WORK INSTRUCTIONS: From the listing that follows, output everything exactly except the pictures.

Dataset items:
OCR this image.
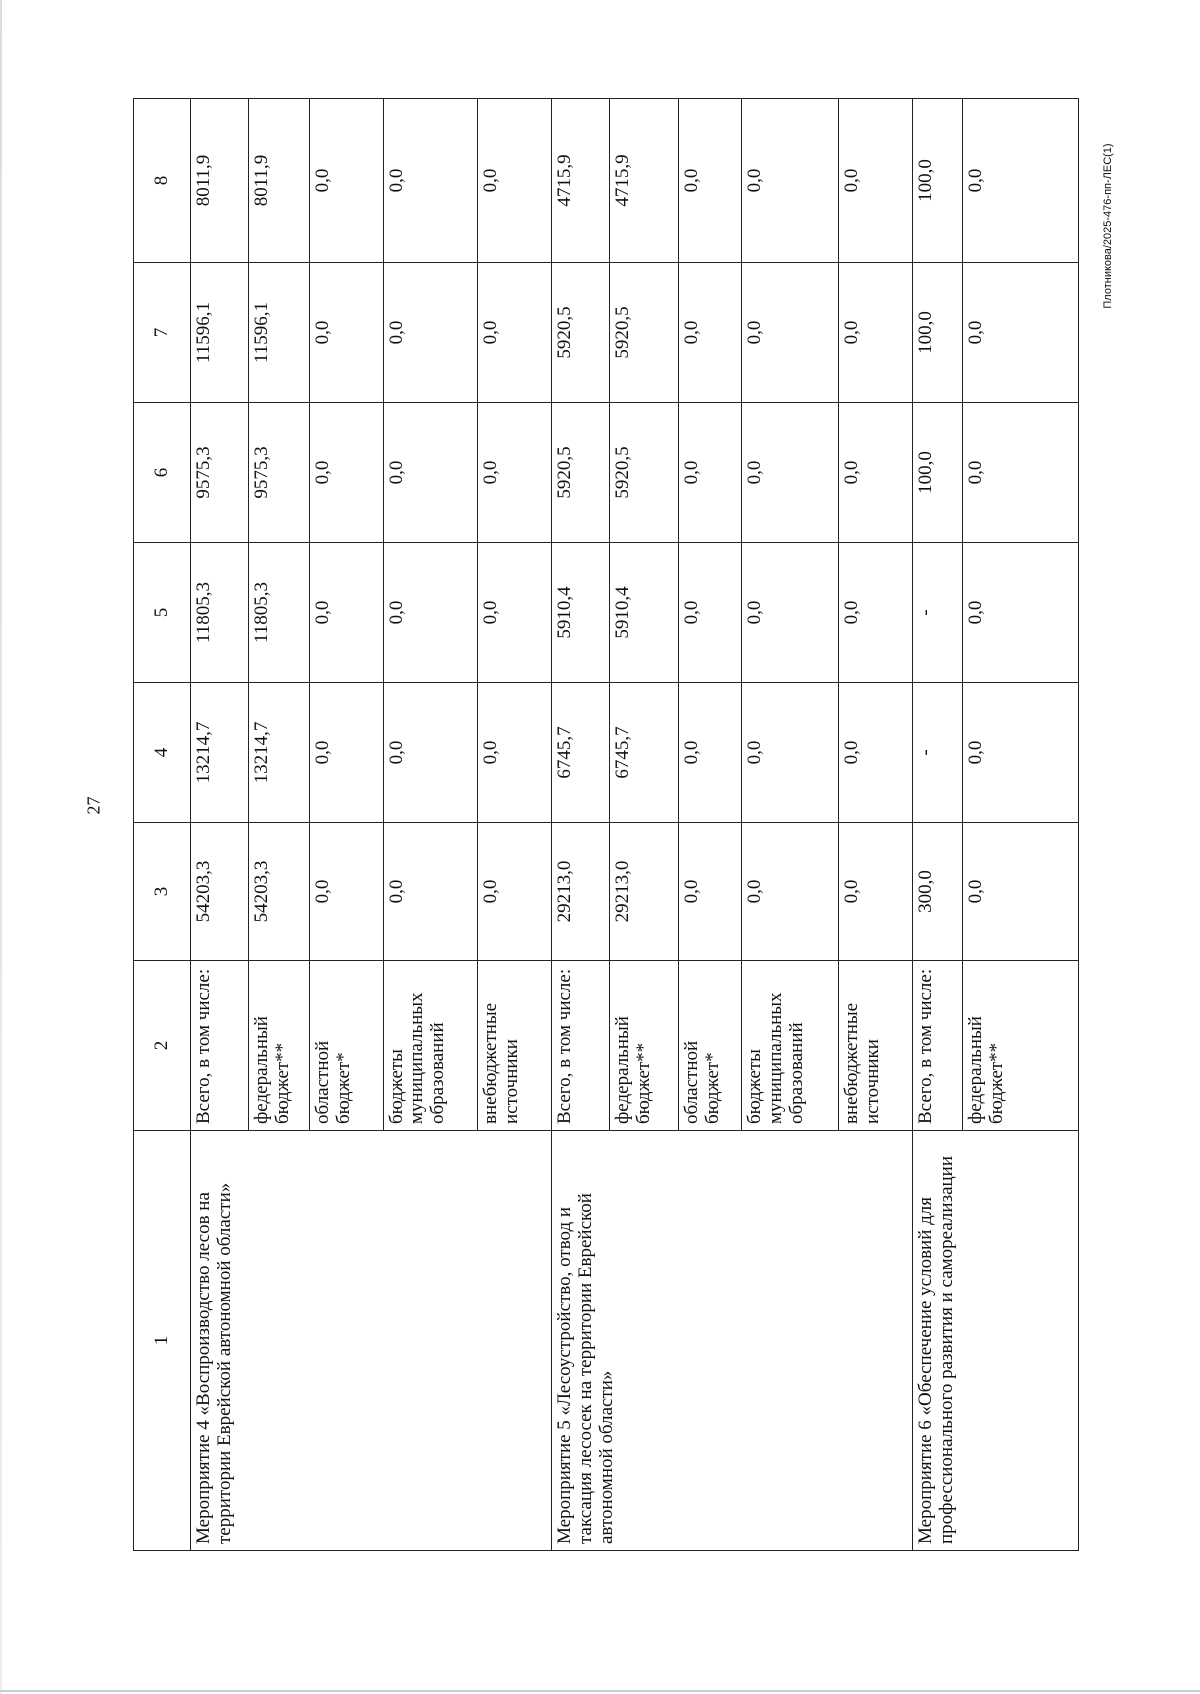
27
Плотникова/2025-476-пп-ЛЕС(1)
1	2	3	4	5	6	7	8
Мероприятие 4 «Воспроизводство лесов на территории Еврейской автономной области»	Всего, в том числе:	54203,3	13214,7	11805,3	9575,3	11596,1	8011,9
	федеральный бюджет**	54203,3	13214,7	11805,3	9575,3	11596,1	8011,9
	областной бюджет*	0,0	0,0	0,0	0,0	0,0	0,0
	бюджеты муниципальных образований	0,0	0,0	0,0	0,0	0,0	0,0
	внебюджетные источники	0,0	0,0	0,0	0,0	0,0	0,0
Мероприятие 5 «Лесоустройство, отвод и таксация лесосек на территории Еврейской автономной области»	Всего, в том числе:	29213,0	6745,7	5910,4	5920,5	5920,5	4715,9
	федеральный бюджет**	29213,0	6745,7	5910,4	5920,5	5920,5	4715,9
	областной бюджет*	0,0	0,0	0,0	0,0	0,0	0,0
	бюджеты муниципальных образований	0,0	0,0	0,0	0,0	0,0	0,0
	внебюджетные источники	0,0	0,0	0,0	0,0	0,0	0,0
Мероприятие 6 «Обеспечение условий для профессионального развития и самореализации	Всего, в том числе:	300,0	-	-	100,0	100,0	100,0
	федеральный бюджет**	0,0	0,0	0,0	0,0	0,0	0,0
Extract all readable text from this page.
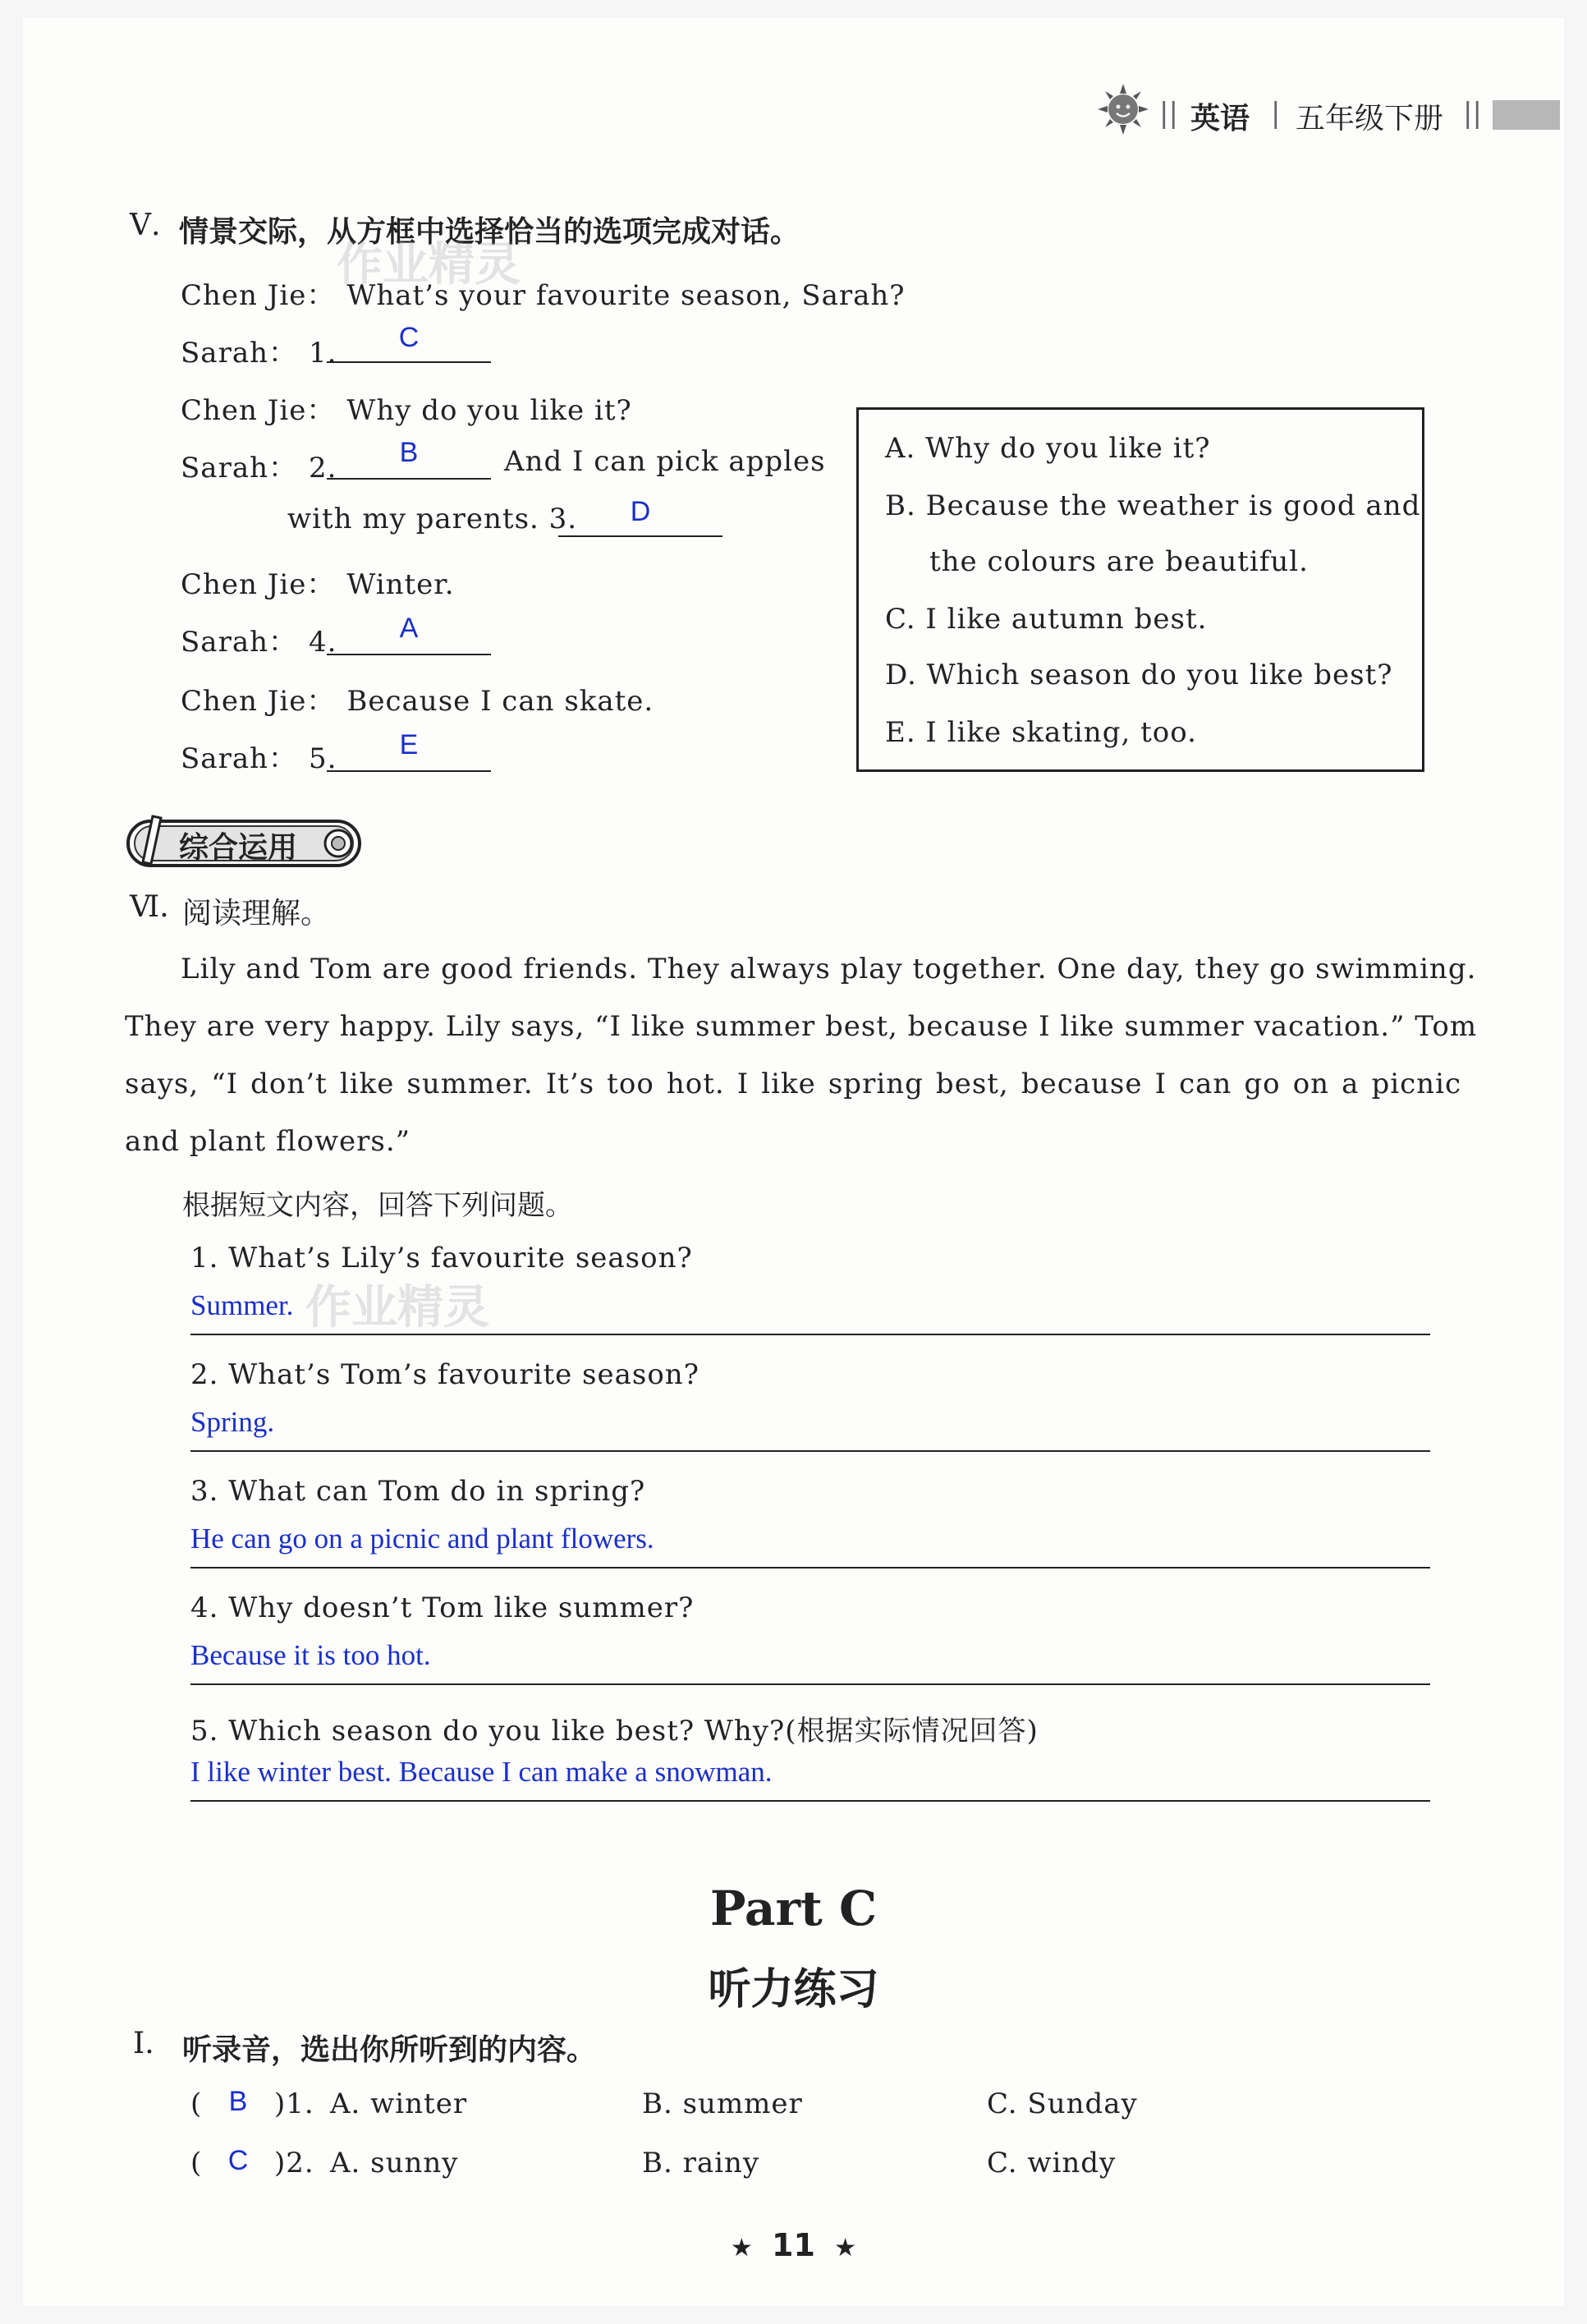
|| 英语 | 五年级下册 ||
Ⅴ. 情景交际，从方框中选择恰当的选项完成对话。
作业精灵
Chen Jie： What’s your favourite season, Sarah?
Sarah： 1.	C
Chen Jie： Why do you like it?
Sarah： 2.	B	And I can pick apples
with my parents. 3.	D
Chen Jie： Winter.
Sarah： 4.	A
Chen Jie： Because I can skate.
Sarah： 5.	E
A. Why do you like it?
B. Because the weather is good and
the colours are beautiful.
C. I like autumn best.
D. Which season do you like best?
E. I like skating, too.
综合运用
Ⅵ. 阅读理解。
Lily and Tom are good friends. They always play together. One day, they go swimming.
They are very happy. Lily says, “I like summer best, because I like summer vacation.” Tom
says, “I don’t like summer. It’s too hot. I like spring best, because I can go on a picnic
and plant flowers.”
根据短文内容，回答下列问题。
1. What’s Lily’s favourite season?
Summer. 作业精灵
2. What’s Tom’s favourite season?
Spring.
3. What can Tom do in spring?
He can go on a picnic and plant flowers.
4. Why doesn’t Tom like summer?
Because it is too hot.
5. Which season do you like best? Why?(根据实际情况回答)
I like winter best. Because I can make a snowman.
Part C
听力练习
Ⅰ. 听录音，选出你所听到的内容。
( B )1. A. winter	B. summer	C. Sunday
( C )2. A. sunny	B. rainy	C. windy
★ 11 ★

COMPLETE RESPONSE:
OCR this image.
27
Плотникова/2025-476-пп-ЛЕС(1)
1	2	3	4	5	6	7	8
Мероприятие 4 «Воспроизводство лесов на территории Еврейской автономной области»	Всего, в том числе:	54203,3	13214,7	11805,3	9575,3	11596,1	8011,9
	федеральный бюджет**	54203,3	13214,7	11805,3	9575,3	11596,1	8011,9
	областной бюджет*	0,0	0,0	0,0	0,0	0,0	0,0
	бюджеты муниципальных образований	0,0	0,0	0,0	0,0	0,0	0,0
	внебюджетные источники	0,0	0,0	0,0	0,0	0,0	0,0
Мероприятие 5 «Лесоустройство, отвод и таксация лесосек на территории Еврейской автономной области»	Всего, в том числе:	29213,0	6745,7	5910,4	5920,5	5920,5	4715,9
	федеральный бюджет**	29213,0	6745,7	5910,4	5920,5	5920,5	4715,9
	областной бюджет*	0,0	0,0	0,0	0,0	0,0	0,0
	бюджеты муниципальных образований	0,0	0,0	0,0	0,0	0,0	0,0
	внебюджетные источники	0,0	0,0	0,0	0,0	0,0	0,0
Мероприятие 6 «Обеспечение условий для профессионального развития и самореализации	Всего, в том числе:	300,0	-	-	100,0	100,0	100,0
	федеральный бюджет**	0,0	0,0	0,0	0,0	0,0	0,0
Extract all readable text from this page.
|| 英语 | 五年级下册 ||
Ⅴ. 情景交际，从方框中选择恰当的选项完成对话。
作业精灵
Chen Jie： What’s your favourite season, Sarah?
Sarah： 1.	C
Chen Jie： Why do you like it?
Sarah： 2.	B	And I can pick apples
with my parents. 3.	D
Chen Jie： Winter.
Sarah： 4.	A
Chen Jie： Because I can skate.
Sarah： 5.	E
A. Why do you like it?
B. Because the weather is good and
the colours are beautiful.
C. I like autumn best.
D. Which season do you like best?
E. I like skating, too.
综合运用
Ⅵ. 阅读理解。
Lily and Tom are good friends. They always play together. One day, they go swimming.
They are very happy. Lily says, “I like summer best, because I like summer vacation.” Tom
says, “I don’t like summer. It’s too hot. I like spring best, because I can go on a picnic
and plant flowers.”
根据短文内容，回答下列问题。
1. What’s Lily’s favourite season?
Summer. 作业精灵
2. What’s Tom’s favourite season?
Spring.
3. What can Tom do in spring?
He can go on a picnic and plant flowers.
4. Why doesn’t Tom like summer?
Because it is too hot.
5. Which season do you like best? Why?(根据实际情况回答)
I like winter best. Because I can make a snowman.
Part C
听力练习
Ⅰ. 听录音，选出你所听到的内容。
( B )1. A. winter	B. summer	C. Sunday
( C )2. A. sunny	B. rainy	C. windy
★ 11 ★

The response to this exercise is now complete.